### AIM OF THE EXERCISE
Read the lines below and count those that have the word "VIII". Respond with the number only.

### DATA TO PROCESS
* start *
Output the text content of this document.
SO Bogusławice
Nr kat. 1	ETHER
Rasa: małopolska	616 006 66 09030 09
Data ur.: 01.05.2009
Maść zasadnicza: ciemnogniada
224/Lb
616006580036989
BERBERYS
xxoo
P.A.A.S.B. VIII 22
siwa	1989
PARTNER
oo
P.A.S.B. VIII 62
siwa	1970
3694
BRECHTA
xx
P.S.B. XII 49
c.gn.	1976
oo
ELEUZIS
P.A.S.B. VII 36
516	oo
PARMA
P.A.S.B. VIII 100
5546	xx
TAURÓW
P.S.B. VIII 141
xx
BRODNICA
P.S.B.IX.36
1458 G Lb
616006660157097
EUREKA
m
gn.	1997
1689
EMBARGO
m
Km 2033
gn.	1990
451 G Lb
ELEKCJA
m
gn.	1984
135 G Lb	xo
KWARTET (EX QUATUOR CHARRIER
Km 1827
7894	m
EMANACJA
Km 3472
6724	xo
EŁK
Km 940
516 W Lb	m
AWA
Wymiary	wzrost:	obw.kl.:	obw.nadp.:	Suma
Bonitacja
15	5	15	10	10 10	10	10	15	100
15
* end *
* start *
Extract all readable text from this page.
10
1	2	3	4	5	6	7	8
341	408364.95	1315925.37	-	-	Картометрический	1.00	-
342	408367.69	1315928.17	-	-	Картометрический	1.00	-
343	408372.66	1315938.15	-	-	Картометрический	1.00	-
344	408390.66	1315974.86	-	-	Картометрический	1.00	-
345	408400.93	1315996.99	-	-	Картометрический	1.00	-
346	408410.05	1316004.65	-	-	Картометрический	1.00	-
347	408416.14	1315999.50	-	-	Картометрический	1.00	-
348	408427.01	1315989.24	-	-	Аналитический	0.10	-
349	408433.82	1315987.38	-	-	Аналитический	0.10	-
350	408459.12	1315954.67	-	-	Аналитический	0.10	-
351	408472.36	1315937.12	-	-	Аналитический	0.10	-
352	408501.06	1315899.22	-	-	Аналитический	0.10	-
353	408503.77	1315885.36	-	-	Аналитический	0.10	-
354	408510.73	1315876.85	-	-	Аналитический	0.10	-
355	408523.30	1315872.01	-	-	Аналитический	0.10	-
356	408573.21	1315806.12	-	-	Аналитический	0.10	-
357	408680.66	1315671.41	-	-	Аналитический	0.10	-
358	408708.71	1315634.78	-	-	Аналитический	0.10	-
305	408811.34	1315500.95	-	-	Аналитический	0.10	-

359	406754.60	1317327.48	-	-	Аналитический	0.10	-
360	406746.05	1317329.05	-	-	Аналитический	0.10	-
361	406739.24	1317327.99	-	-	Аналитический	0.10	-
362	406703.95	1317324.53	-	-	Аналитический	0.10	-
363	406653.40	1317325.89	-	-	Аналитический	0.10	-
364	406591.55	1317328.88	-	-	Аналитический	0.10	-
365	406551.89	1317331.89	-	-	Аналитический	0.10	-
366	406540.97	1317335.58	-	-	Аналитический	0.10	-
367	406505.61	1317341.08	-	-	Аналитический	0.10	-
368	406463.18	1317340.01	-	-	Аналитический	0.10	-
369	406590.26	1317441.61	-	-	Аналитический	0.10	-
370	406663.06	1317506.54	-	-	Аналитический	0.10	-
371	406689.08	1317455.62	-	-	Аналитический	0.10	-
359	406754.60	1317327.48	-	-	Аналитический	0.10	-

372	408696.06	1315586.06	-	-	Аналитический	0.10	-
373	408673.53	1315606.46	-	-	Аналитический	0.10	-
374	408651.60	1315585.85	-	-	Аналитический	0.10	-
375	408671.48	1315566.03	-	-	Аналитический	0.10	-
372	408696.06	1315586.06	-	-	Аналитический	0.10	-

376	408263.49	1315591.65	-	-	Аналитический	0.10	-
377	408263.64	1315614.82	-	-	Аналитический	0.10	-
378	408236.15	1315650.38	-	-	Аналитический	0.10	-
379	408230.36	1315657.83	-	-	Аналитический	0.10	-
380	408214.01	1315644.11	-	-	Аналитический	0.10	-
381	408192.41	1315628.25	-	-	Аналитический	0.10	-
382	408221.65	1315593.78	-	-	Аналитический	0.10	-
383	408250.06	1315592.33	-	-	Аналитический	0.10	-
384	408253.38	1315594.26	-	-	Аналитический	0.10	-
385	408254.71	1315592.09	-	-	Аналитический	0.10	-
* end *
### RESPONSE BELOW
4